= Aim =
Pull every "fancy" line out of the data below.

▬▬▬▬▬▬

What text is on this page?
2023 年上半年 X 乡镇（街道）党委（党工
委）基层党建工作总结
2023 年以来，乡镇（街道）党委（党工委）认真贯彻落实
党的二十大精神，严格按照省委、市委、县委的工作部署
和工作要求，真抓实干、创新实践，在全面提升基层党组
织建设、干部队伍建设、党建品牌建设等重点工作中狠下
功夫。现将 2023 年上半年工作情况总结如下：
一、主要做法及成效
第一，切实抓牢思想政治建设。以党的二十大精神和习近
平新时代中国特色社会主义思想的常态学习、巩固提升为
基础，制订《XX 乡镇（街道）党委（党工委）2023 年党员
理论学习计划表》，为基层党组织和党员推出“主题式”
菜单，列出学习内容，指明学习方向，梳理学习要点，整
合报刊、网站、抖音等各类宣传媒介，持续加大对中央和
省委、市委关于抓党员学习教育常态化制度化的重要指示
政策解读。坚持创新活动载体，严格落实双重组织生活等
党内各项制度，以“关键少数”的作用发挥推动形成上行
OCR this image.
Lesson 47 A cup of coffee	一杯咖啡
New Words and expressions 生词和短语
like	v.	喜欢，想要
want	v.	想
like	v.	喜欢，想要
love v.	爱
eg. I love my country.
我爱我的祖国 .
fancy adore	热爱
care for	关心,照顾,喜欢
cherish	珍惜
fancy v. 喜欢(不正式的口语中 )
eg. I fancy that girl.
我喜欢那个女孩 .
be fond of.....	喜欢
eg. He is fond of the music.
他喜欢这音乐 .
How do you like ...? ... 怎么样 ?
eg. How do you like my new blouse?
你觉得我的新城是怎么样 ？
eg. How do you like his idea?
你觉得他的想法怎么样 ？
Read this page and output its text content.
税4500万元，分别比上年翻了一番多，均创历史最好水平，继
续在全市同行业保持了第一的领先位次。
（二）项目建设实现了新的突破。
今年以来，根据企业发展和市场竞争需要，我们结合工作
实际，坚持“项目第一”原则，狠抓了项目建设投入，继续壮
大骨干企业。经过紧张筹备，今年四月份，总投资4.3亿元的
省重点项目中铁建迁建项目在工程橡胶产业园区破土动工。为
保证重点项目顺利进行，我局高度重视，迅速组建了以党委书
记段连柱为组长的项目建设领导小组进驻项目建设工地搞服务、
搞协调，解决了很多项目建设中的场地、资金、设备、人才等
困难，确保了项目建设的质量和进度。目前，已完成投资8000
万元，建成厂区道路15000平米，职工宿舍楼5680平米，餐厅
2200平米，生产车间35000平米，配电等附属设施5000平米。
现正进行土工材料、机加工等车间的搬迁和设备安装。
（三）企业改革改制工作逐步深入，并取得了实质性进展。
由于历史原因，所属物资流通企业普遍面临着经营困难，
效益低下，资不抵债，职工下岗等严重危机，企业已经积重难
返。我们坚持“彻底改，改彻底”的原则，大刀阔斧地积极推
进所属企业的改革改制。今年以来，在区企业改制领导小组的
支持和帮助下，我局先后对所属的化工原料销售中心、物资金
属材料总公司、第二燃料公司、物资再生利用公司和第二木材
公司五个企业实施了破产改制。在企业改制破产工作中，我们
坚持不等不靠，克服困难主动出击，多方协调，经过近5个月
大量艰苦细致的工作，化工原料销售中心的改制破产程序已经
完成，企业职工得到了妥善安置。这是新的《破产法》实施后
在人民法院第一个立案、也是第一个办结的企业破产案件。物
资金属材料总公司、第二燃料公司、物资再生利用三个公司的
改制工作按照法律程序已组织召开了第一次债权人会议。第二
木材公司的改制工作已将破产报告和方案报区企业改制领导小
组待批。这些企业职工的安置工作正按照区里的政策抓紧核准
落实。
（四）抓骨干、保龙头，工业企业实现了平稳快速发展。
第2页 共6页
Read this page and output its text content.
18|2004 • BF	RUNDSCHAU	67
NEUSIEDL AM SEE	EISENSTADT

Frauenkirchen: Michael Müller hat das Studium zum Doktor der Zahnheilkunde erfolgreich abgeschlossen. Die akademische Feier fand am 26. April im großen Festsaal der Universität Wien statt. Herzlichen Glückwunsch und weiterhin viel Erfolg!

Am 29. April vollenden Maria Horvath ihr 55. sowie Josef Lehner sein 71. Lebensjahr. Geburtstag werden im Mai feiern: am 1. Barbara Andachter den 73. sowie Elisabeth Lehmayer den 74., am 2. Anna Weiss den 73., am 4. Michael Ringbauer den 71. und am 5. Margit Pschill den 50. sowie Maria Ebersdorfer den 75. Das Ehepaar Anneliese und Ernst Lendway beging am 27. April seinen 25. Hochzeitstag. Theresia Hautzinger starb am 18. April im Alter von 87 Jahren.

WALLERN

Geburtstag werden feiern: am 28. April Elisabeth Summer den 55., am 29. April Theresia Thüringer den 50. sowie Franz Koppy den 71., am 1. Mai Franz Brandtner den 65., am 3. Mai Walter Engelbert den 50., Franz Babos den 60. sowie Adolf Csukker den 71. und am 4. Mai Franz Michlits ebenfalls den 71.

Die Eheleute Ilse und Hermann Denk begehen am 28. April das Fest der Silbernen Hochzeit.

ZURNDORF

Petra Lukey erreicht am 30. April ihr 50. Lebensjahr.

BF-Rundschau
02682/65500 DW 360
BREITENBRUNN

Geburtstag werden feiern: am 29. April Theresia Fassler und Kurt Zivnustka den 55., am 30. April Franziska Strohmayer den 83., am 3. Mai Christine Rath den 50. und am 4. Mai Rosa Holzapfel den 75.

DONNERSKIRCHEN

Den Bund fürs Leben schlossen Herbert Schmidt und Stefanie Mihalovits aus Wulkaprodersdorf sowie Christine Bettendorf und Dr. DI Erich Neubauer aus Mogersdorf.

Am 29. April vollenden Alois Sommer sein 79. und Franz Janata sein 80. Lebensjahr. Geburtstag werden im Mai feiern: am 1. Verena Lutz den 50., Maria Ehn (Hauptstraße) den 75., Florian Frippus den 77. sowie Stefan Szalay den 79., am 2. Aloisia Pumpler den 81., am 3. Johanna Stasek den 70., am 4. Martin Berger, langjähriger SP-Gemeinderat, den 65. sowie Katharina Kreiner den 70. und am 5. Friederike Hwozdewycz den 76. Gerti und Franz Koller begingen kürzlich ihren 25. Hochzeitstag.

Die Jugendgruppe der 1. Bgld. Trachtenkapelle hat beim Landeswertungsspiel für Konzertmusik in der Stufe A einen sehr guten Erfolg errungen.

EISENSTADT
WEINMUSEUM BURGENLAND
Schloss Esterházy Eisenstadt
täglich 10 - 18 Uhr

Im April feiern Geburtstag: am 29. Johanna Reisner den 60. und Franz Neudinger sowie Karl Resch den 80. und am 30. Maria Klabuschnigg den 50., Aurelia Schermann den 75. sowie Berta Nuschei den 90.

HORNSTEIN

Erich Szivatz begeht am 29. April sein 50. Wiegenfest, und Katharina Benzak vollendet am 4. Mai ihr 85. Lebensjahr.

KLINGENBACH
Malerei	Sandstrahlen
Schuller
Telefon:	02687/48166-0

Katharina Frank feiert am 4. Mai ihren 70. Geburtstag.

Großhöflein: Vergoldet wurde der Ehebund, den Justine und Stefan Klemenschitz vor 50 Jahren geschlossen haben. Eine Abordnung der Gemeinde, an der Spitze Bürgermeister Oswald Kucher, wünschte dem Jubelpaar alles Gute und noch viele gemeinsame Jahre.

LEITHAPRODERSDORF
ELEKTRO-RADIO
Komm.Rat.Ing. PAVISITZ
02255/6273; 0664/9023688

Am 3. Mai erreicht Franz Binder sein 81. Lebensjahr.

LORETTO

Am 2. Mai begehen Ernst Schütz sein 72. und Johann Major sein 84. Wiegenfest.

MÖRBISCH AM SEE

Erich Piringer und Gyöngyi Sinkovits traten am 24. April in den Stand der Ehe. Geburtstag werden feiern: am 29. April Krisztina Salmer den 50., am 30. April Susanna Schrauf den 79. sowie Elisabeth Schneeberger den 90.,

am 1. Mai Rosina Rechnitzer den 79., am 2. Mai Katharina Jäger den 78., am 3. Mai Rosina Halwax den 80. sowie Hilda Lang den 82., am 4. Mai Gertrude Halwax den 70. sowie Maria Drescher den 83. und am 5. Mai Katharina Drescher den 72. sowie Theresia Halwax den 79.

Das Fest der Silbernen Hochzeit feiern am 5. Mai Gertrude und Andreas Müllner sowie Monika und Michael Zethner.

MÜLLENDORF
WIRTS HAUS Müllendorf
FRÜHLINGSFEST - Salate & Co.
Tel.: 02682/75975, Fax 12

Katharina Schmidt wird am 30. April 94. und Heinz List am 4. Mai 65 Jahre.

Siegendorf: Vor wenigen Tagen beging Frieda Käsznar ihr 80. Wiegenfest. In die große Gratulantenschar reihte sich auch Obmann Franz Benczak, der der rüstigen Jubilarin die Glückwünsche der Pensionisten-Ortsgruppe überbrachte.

▬▬▬▬▬▬

= Solved exercise =
fancy adore	热爱
fancy v. 喜欢(不正式的口语中 )
eg. I fancy that girl.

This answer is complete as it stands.